TASKS TO PERFORM:
[A] Reproduce the passage of the connected-ship article between "Indeed, this data-based" and "adopt certain innovations.", inclusive.
[B] Carry the connected-ship article forward from its final sentence.

TEXT SEGMENT:
* * * * *

Technology and the ‘Connected Ship’

The shipping and logistics industry has long benefited from technological interconnectivity. However, it’s been estimated that the increased efficiency, trackability and machine learning offered by being wired into the Internet of Things can potentially reduce commercial transportation asset and operations management costs by 10 percent.

But for many logistics providers, bringing technological innovation and integration to the open seas in the form of a ‘connected ship’ may offer unique challenges–as well as significant advantages.

“This is the new big issue to discuss with industry colleagues, so for now the autonomous ship is largely a concept,” said Bjørn Johan Vartdal, head of maritime transport at Oslo-based classification body DNV GL, speaking at the recent Nor-Shipping maritime shipping conference.

“While we wait for more complete implementations, companies have made big advances in obtaining digital information from ships, which can be transferred to dedicated data centers on shore.”

The ‘Connected Ship’

Alongside the rise of the industrial internet, every aspect of shipping has been touched by the integration of automation and big data. The ‘connected ship’ represents a model where vessels are tracked and managed via satellite, offering streamlined reporting and improved vessel operating efficiency, including fuel management.

Sensor technologies and monitoring tools would alert management teams both offshore and onshore to potential problems, as well as making use of power predictive models to enable data-based decision-making.

“We are using multiple systems to monitor different processes from sending out position reports to doing crew sign-on packages and license information,” says Mike Golonka, vice president of ship management, for Crowley Maritime Corporation. “I think in the future we’re going to see where all this interacts a little bit more.”

Indeed, this data-based management of resources could not only save time and money, but possibly even human lives. The Maritime Transport at Oslo-based classification body DNV GL has said that superior data integration could be a valuable asset in hitting their target of a 90 percent reduction in lives lost.

Challenges and Limitations

While maritime shipping companies are excited by the potential of the ‘connected ship,’ the reality is a bit more complicated. Unlike trucking, shipping overseas still requires a significant amount of manual work, and ship managers are concerned about rising costs and maintaining safety–making the shipping industry slow to adopt certain innovations.

* * * * *

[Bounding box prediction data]
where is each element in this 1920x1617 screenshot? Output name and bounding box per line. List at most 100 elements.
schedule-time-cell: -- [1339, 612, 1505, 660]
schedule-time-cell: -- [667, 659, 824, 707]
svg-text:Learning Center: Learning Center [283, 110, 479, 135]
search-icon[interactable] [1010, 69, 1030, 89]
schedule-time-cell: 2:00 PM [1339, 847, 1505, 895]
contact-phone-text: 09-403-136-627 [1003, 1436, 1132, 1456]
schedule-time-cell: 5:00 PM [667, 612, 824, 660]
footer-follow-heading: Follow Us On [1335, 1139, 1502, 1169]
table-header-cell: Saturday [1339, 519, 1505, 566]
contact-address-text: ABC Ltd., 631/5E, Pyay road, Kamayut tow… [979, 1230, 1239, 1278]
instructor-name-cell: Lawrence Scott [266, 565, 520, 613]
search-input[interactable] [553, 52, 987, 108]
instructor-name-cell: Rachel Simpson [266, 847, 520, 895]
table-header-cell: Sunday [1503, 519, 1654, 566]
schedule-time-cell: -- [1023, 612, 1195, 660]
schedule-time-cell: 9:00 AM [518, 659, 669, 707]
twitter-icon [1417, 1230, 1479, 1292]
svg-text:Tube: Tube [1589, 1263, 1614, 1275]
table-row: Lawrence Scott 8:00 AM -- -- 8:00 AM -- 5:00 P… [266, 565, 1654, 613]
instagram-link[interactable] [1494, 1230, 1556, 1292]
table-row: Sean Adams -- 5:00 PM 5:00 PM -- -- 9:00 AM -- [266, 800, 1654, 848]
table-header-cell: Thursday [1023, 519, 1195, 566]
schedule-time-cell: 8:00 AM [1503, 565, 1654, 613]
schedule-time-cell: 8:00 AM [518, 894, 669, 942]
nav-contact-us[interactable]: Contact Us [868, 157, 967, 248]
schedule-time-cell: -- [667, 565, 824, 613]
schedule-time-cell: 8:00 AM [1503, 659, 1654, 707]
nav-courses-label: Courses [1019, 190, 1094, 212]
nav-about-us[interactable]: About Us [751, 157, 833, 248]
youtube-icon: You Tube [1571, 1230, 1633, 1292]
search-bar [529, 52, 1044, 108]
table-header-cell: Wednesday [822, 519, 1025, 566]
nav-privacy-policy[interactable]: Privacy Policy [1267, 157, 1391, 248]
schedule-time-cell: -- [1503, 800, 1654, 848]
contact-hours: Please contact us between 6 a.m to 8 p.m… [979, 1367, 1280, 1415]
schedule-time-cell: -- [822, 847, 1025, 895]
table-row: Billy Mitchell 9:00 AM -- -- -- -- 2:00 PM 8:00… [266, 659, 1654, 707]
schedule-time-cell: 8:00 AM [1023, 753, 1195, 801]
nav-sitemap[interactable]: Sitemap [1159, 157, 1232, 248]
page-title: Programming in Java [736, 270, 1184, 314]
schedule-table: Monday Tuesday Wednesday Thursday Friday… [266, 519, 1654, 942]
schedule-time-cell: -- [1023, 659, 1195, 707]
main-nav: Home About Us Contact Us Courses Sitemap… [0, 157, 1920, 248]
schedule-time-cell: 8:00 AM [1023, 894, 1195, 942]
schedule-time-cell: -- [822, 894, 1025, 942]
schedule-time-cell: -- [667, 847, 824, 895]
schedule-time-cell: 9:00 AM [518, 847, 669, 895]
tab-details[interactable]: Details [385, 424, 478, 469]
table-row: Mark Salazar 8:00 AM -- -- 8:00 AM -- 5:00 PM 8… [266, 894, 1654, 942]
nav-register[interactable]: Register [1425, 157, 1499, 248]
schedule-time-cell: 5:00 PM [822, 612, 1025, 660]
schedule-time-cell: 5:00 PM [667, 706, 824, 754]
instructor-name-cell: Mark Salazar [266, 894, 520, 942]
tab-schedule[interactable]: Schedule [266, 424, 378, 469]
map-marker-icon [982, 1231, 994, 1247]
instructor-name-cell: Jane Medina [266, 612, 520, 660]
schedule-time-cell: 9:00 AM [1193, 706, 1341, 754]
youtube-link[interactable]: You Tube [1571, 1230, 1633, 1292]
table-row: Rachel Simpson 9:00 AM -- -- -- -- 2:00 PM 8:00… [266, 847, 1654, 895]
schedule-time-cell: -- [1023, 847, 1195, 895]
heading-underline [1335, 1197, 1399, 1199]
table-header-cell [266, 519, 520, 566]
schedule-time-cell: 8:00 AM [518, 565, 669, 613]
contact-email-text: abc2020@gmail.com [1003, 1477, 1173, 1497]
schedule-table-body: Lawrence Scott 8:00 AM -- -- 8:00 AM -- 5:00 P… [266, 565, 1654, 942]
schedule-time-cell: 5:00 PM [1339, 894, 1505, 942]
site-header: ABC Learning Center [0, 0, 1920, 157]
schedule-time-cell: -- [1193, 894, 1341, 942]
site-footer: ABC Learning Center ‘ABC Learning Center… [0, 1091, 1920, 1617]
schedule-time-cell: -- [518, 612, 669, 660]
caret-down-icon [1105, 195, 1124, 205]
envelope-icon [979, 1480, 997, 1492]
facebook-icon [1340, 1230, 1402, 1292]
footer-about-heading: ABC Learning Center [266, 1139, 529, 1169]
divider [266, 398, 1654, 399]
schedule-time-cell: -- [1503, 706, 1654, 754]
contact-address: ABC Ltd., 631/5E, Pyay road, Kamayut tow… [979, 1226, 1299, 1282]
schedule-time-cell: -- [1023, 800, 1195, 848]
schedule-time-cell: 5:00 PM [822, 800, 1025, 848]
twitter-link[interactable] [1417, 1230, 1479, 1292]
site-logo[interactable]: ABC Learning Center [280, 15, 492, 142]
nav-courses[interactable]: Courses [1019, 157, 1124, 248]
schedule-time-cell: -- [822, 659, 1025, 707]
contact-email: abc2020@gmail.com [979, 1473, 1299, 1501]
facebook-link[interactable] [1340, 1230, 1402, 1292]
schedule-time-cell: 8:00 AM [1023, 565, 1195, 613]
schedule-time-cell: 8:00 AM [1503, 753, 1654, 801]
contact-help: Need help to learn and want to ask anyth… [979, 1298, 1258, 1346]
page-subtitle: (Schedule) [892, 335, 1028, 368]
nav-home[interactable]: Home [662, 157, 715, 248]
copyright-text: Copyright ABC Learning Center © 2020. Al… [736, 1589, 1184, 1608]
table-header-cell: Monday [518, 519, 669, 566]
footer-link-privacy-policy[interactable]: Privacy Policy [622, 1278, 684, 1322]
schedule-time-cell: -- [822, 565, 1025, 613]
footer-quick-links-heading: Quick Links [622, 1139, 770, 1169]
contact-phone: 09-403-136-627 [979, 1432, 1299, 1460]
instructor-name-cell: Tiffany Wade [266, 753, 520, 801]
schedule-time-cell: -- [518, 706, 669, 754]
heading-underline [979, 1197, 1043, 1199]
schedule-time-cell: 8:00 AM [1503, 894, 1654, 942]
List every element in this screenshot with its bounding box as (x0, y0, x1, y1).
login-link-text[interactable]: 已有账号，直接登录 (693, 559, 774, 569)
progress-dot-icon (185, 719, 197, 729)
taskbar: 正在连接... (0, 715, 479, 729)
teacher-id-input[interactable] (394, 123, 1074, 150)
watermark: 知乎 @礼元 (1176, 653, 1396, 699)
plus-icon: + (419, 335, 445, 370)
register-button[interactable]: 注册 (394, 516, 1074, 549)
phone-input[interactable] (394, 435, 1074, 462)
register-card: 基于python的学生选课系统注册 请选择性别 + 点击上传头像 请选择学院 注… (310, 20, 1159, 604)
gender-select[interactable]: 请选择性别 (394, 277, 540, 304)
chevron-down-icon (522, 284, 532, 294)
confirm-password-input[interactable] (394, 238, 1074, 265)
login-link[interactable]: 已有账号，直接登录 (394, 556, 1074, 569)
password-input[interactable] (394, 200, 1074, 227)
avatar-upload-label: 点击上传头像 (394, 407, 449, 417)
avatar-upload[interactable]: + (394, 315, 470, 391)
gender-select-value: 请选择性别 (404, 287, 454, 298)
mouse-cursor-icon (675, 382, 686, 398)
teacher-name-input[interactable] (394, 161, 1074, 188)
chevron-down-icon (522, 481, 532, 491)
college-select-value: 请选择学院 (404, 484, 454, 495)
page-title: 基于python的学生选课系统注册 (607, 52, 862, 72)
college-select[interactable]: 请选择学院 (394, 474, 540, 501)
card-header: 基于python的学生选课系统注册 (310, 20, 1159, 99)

* * * * *

YOUR WRITTEN ANSWERS:
[A]
Indeed, this data-based management of resources could not only save time and money, but possibly even human lives. The Maritime Transport at Oslo-based classification body DNV GL has said that superior data integration could be a valuable asset in hitting their target of a 90 percent reduction in lives lost.

Challenges and Limitations

While maritime shipping companies are excited by the potential of the ‘connected ship,’ the reality is a bit more complicated. Unlike trucking, shipping overseas still requires a significant amount of manual work, and ship managers are concerned about rising costs and maintaining safety–making the shipping industry slow to adopt certain innovations.

[B]
“Owners’ budgets are tight.” says Golonka. “We need to be creative, but the real challenge is maintaining our safety culture and our transparency.”

Further complicating the issue of the ‘connected ship’ are simple technological logistics. Ships looking to be “wired in” have to offer broadband internet, and ship-wide Wi-Fi capability is still a major challenge for shipowners, both from a cost and implementation standpoint. Many ships’ internet capabilities are still limited to mess decks and public areas and not available in individual cabins.

Meanwhile, best practices have yet to be fully established for these new interconnected ships–and new systems are susceptible to cyberattacks in a way that analog shipping technology was not. But these growing pains are being acknowledged by companies like InterManager, which has named the “paperless ship” as a top company priority for 2016.

“The nirvana for InterManager is to have best practices spread among countries in Europe and then even farther afield,” says InterManager’s Secretary General, Captain Kuba Szymanski. “The whole idea would be to create a paperless ship and a virtual vessel on a server with all the required data, updated with the latest information and with all relevant parties notified.”

While full industry-wide integration of the ‘connected ship’ may be years away, the steps being taken by the industry have the potential to make shipping safer and more efficient, while radically reducing port congestion. The movement to organize and utilize existing data points seems poised to soon overcome the stumbling blocks the shipping industry currently faces.

While the era of the ‘connected ship’ may not be upon us just yet, in all likelihood, it’s not too far away.